▶ **Work required**
Determine which lines contain the word "Hartmann", then copy those lines.
━━ Input for this task ━━
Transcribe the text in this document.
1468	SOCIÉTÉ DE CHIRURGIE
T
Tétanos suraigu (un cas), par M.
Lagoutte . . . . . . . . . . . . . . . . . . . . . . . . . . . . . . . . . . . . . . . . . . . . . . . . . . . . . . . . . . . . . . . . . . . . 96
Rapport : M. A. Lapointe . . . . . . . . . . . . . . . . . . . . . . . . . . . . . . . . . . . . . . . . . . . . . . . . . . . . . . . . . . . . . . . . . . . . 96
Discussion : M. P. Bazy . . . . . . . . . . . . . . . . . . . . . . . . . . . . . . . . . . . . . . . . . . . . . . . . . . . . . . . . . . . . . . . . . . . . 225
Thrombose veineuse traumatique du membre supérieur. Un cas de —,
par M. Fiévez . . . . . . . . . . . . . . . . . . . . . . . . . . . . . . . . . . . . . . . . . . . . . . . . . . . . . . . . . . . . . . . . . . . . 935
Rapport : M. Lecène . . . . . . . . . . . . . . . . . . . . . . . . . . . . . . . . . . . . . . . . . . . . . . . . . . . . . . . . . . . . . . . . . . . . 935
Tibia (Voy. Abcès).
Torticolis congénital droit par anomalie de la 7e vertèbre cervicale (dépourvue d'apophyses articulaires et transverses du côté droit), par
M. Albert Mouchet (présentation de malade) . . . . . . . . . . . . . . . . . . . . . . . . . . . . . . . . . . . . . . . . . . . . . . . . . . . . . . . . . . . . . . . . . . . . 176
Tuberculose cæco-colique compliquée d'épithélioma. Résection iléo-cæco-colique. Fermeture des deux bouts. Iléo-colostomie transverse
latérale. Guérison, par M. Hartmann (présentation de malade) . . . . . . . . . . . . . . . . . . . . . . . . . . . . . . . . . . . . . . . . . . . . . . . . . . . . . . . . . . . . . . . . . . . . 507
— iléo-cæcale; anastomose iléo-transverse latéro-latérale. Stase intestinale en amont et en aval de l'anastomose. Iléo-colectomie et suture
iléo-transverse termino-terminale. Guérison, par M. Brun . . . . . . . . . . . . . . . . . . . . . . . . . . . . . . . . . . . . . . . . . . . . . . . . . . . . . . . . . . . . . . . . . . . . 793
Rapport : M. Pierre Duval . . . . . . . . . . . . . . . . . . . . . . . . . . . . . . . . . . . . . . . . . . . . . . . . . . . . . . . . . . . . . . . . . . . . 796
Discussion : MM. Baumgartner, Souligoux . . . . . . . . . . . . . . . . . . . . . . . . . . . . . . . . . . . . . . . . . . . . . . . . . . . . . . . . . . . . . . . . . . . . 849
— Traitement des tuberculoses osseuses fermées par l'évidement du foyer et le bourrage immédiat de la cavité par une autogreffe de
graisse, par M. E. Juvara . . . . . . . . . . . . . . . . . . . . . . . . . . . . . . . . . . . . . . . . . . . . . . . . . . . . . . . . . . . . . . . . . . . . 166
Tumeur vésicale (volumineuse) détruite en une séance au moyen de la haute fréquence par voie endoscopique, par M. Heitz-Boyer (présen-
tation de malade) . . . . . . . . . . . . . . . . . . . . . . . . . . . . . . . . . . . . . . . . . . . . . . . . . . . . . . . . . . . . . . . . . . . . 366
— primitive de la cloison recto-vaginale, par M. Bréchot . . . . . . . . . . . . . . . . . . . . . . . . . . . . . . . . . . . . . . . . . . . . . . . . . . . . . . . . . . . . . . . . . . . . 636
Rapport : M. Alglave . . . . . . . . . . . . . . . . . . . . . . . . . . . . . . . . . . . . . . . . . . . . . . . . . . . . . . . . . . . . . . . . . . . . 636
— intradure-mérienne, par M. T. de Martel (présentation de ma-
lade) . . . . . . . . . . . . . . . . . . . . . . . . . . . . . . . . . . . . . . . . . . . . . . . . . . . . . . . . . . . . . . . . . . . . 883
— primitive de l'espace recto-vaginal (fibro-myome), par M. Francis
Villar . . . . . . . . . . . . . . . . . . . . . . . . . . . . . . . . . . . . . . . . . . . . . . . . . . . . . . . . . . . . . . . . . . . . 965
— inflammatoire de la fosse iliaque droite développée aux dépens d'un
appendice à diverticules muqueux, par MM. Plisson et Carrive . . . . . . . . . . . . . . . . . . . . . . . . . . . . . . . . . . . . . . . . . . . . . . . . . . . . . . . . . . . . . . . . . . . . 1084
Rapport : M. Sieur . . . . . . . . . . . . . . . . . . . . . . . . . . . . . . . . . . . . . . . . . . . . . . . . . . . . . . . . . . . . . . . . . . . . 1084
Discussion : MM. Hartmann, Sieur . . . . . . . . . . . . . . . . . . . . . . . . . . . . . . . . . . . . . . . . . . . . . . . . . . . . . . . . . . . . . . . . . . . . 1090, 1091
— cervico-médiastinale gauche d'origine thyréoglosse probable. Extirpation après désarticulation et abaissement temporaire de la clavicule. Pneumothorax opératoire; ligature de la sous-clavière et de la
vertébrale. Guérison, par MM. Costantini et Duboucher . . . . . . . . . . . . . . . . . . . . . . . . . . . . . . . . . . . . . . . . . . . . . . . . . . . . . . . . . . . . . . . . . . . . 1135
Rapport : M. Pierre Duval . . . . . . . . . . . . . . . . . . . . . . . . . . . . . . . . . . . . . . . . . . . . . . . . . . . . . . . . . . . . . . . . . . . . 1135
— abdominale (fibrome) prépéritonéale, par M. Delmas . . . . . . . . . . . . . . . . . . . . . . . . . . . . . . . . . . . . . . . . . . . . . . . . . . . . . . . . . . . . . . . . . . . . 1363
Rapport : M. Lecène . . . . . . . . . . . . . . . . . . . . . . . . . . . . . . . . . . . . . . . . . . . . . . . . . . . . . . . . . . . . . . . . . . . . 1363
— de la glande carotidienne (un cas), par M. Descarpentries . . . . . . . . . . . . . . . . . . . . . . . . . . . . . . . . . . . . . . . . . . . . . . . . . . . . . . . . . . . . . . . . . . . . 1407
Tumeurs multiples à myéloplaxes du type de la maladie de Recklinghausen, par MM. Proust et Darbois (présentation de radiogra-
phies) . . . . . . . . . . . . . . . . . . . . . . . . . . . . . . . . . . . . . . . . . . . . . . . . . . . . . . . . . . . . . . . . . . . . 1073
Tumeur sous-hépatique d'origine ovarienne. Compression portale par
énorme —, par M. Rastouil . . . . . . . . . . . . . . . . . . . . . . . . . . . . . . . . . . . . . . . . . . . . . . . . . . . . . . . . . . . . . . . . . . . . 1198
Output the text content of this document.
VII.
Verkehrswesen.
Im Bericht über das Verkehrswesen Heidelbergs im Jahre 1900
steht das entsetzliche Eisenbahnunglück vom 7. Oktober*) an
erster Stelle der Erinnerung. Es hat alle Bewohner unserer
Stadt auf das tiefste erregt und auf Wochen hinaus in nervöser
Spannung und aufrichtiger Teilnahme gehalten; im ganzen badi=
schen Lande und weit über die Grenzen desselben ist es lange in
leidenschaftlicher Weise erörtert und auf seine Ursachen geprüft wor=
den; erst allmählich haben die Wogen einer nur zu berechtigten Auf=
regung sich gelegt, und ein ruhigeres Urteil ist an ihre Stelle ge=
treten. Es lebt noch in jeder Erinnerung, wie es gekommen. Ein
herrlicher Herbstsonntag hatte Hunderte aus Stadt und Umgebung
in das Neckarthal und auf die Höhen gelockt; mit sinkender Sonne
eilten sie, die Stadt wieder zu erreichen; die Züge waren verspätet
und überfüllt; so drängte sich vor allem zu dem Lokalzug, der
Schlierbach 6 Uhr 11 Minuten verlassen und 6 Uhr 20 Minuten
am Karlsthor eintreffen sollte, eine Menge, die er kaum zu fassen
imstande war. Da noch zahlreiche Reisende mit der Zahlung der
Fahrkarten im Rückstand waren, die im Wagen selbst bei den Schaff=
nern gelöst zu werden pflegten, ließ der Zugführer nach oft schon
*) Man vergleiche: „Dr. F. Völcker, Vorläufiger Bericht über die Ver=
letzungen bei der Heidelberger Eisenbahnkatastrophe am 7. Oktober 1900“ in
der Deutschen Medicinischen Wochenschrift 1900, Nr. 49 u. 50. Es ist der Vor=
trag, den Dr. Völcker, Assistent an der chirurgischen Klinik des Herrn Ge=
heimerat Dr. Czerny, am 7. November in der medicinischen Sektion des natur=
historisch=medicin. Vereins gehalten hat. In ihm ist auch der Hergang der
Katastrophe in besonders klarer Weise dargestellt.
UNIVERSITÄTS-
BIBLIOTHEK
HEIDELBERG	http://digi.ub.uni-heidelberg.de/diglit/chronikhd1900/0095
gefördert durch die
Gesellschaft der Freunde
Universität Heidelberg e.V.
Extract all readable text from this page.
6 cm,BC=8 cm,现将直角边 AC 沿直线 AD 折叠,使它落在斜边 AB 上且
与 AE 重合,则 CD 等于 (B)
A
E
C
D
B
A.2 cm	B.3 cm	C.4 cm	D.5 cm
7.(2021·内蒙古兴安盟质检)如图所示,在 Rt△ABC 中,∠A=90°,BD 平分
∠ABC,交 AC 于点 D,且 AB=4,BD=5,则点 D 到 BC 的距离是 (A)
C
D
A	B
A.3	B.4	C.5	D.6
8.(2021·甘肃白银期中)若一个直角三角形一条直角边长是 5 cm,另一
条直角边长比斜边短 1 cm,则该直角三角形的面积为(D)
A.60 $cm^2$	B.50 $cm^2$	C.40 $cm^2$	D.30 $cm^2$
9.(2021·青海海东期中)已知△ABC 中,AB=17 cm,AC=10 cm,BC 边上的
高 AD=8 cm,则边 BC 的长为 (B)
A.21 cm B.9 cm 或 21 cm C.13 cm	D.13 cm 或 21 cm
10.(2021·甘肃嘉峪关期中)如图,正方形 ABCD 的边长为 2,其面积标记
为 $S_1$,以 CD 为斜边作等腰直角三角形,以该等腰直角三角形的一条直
━━━
▶ **Solution for this problem**
latérale. Guérison, par M. Hartmann (présentation de malade) . . . . . . . . . . . . . . . . . . . . . . . . . . . . . . . . . . . . . . . . . . . . . . . . . . . . . . . . . . . . . . . . . . . . 507
Discussion : MM. Hartmann, Sieur . . . . . . . . . . . . . . . . . . . . . . . . . . . . . . . . . . . . . . . . . . . . . . . . . . . . . . . . . . . . . . . . . . . . 1090, 1091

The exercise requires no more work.